## [Exercise objective]
Retype all of the entries word for word.

Records from a data collection
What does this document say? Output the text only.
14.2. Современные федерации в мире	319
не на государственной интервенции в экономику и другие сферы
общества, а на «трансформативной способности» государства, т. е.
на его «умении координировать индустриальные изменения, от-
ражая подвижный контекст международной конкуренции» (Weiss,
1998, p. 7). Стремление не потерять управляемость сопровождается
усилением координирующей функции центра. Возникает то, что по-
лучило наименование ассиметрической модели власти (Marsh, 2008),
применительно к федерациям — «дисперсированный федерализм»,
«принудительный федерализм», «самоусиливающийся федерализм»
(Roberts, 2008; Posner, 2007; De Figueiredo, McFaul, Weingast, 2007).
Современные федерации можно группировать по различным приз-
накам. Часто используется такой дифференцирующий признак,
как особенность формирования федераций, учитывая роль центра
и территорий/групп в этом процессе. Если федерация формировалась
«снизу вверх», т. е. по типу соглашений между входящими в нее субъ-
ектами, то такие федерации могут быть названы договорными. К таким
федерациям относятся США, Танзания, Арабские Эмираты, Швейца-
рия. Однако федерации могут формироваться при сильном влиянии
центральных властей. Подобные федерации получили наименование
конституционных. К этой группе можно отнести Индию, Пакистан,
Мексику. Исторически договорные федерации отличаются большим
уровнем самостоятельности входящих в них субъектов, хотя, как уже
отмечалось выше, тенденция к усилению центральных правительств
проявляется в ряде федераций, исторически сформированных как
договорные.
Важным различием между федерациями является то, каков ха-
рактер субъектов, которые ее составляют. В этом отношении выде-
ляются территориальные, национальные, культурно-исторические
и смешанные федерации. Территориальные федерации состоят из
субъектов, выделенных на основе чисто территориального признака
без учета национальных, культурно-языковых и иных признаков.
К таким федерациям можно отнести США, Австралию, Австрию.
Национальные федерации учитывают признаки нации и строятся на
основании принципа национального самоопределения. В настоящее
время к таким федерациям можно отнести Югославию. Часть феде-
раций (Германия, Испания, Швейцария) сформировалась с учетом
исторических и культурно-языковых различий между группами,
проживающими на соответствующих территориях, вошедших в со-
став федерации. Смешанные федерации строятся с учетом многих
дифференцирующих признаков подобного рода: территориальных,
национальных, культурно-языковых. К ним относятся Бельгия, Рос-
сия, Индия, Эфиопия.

## [Response]
What does this document say? Output the text only.
14.2. Современные федерации в мире	319
не на государственной интервенции в экономику и другие сферы
общества, а на «трансформативной способности» государства, т. е.
на его «умении координировать индустриальные изменения, от-
ражая подвижный контекст международной конкуренции» (Weiss,
1998, p. 7). Стремление не потерять управляемость сопровождается
усилением координирующей функции центра. Возникает то, что по-
лучило наименование ассиметрической модели власти (Marsh, 2008),
применительно к федерациям — «дисперсированный федерализм»,
«принудительный федерализм», «самоусиливающийся федерализм»
(Roberts, 2008; Posner, 2007; De Figueiredo, McFaul, Weingast, 2007).
Современные федерации можно группировать по различным приз-
накам. Часто используется такой дифференцирующий признак,
как особенность формирования федераций, учитывая роль центра
и территорий/групп в этом процессе. Если федерация формировалась
«снизу вверх», т. е. по типу соглашений между входящими в нее субъ-
ектами, то такие федерации могут быть названы договорными. К таким
федерациям относятся США, Танзания, Арабские Эмираты, Швейца-
рия. Однако федерации могут формироваться при сильном влиянии
центральных властей. Подобные федерации получили наименование
конституционных. К этой группе можно отнести Индию, Пакистан,
Мексику. Исторически договорные федерации отличаются большим
уровнем самостоятельности входящих в них субъектов, хотя, как уже
отмечалось выше, тенденция к усилению центральных правительств
проявляется в ряде федераций, исторически сформированных как
договорные.
Важным различием между федерациями является то, каков ха-
рактер субъектов, которые ее составляют. В этом отношении выде-
ляются территориальные, национальные, культурно-исторические
и смешанные федерации. Территориальные федерации состоят из
субъектов, выделенных на основе чисто территориального признака
без учета национальных, культурно-языковых и иных признаков.
К таким федерациям можно отнести США, Австралию, Австрию.
Национальные федерации учитывают признаки нации и строятся на
основании принципа национального самоопределения. В настоящее
время к таким федерациям можно отнести Югославию. Часть феде-
раций (Германия, Испания, Швейцария) сформировалась с учетом
исторических и культурно-языковых различий между группами,
проживающими на соответствующих территориях, вошедших в со-
став федерации. Смешанные федерации строятся с учетом многих
дифференцирующих признаков подобного рода: территориальных,
национальных, культурно-языковых. К ним относятся Бельгия, Рос-
сия, Индия, Эфиопия.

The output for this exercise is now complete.